Instructions for the task: Only lines with the string "линейной" matter here; gather them from the material below.

+--

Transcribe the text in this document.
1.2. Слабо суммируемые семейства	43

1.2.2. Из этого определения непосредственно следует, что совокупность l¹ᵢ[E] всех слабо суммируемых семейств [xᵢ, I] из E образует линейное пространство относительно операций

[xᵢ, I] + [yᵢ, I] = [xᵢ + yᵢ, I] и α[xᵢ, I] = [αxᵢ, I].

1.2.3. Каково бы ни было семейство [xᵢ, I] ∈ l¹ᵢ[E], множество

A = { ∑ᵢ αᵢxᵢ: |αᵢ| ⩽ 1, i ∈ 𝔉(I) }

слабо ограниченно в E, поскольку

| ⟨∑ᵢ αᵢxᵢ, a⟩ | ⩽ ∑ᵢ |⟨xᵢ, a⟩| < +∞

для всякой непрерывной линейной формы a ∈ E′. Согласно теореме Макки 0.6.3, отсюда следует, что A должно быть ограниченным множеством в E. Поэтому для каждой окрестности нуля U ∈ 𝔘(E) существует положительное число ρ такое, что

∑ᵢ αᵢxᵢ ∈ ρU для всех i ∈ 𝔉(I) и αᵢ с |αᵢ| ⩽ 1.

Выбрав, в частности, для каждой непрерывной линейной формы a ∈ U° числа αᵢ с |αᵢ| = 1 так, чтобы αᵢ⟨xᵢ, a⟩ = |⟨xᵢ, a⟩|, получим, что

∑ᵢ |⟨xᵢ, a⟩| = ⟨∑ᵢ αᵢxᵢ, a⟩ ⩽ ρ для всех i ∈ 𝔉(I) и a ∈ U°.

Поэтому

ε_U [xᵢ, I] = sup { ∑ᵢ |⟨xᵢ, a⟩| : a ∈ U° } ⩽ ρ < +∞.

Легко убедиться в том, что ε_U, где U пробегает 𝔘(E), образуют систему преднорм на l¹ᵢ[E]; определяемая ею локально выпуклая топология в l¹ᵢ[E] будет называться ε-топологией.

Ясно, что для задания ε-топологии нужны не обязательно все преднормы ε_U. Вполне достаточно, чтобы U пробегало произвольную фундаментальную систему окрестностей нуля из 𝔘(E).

+--

Solved exercise:
для всякой непрерывной линейной формы a ∈ E′. Согласно теореме Макки 0.6.3, отсюда следует, что A должно быть ограниченным множеством в E. Поэтому для каждой окрестности нуля U ∈ 𝔘(E) существует положительное число ρ такое, что
Выбрав, в частности, для каждой непрерывной линейной формы a ∈ U° числа αᵢ с |αᵢ| = 1 так, чтобы αᵢ⟨xᵢ, a⟩ = |⟨xᵢ, a⟩|, получим, что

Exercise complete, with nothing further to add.